Count how many lines in the listing below contain the string "pode", matching case exactly. Reply with the number alone.

(Bounding box listing entries)
════════════════════
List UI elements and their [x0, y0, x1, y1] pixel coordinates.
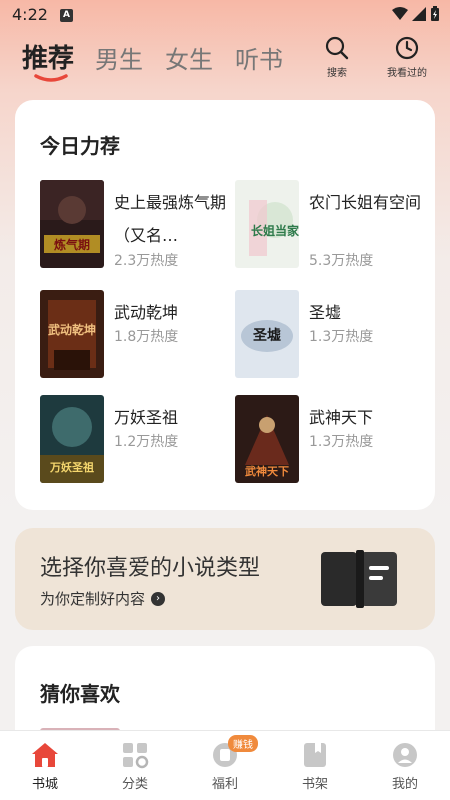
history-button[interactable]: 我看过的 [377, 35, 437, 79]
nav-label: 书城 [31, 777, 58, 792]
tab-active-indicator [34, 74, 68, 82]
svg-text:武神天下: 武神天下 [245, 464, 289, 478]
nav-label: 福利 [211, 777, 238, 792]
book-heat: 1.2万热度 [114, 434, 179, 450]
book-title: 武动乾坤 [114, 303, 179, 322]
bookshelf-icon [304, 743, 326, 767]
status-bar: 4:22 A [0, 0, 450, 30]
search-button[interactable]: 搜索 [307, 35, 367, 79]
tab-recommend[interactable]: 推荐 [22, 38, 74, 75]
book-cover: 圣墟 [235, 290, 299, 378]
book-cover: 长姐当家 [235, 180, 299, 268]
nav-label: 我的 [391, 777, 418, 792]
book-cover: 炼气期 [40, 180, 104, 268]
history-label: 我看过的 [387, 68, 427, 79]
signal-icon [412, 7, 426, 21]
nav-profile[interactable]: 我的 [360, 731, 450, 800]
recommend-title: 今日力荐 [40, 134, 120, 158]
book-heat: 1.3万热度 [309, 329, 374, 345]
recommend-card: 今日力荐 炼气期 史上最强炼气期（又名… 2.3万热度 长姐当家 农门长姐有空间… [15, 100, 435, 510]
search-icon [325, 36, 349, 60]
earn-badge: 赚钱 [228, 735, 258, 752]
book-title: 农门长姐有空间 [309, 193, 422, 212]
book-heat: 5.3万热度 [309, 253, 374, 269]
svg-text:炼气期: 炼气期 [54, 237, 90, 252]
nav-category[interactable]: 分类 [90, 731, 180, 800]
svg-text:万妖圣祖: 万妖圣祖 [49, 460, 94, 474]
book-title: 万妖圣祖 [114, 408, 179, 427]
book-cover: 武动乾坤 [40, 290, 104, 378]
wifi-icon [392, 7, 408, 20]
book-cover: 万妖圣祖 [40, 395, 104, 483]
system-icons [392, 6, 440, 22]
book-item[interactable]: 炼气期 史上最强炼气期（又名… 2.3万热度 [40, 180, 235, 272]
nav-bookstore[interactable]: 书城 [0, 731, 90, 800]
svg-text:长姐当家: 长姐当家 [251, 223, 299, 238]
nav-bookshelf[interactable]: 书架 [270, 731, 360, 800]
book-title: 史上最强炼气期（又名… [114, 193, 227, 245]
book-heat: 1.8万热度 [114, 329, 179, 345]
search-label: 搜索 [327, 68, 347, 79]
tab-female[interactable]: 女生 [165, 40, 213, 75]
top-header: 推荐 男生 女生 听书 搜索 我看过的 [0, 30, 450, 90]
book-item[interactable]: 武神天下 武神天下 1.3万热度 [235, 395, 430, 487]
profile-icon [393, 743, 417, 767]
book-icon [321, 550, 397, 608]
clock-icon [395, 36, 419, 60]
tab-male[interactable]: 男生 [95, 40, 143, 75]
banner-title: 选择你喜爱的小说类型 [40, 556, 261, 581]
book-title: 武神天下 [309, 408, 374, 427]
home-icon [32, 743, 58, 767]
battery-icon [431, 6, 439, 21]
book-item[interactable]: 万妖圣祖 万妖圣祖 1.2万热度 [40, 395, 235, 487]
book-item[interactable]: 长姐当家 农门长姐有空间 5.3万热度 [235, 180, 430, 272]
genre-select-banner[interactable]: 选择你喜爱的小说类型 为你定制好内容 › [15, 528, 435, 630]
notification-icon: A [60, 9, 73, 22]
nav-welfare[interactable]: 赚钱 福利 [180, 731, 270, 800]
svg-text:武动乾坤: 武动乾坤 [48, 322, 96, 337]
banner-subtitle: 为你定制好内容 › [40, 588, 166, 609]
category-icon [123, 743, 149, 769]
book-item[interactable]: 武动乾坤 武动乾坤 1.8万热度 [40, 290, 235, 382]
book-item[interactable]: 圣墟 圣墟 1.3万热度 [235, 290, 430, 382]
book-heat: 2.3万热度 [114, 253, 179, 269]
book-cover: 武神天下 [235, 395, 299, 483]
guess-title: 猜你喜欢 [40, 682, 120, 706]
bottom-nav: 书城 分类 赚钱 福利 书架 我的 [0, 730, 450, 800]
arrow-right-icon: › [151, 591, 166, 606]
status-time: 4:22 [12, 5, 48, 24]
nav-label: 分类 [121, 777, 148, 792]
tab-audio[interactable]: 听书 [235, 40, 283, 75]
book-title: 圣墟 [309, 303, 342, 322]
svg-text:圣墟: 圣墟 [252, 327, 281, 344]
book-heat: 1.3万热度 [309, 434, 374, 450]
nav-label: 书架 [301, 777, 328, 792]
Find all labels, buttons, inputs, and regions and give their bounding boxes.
════════════════════
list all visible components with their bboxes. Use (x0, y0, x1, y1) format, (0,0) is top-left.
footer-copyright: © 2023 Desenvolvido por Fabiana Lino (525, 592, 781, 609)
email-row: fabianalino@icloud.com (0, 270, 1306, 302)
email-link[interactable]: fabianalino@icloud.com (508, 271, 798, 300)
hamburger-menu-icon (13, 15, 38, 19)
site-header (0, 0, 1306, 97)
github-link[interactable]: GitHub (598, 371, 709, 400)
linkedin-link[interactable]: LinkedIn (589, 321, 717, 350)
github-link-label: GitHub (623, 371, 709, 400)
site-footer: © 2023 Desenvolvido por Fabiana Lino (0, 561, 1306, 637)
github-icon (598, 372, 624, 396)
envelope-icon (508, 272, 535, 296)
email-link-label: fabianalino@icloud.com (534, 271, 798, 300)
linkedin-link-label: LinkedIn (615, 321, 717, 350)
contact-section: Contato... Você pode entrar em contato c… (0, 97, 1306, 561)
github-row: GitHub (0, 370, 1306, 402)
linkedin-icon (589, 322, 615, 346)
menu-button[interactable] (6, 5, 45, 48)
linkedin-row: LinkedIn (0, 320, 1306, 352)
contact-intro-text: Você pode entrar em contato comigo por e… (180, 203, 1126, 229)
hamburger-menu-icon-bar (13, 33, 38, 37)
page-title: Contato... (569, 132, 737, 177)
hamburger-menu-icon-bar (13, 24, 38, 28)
════════════════════
(SOLUTION TO THIS TASK)
2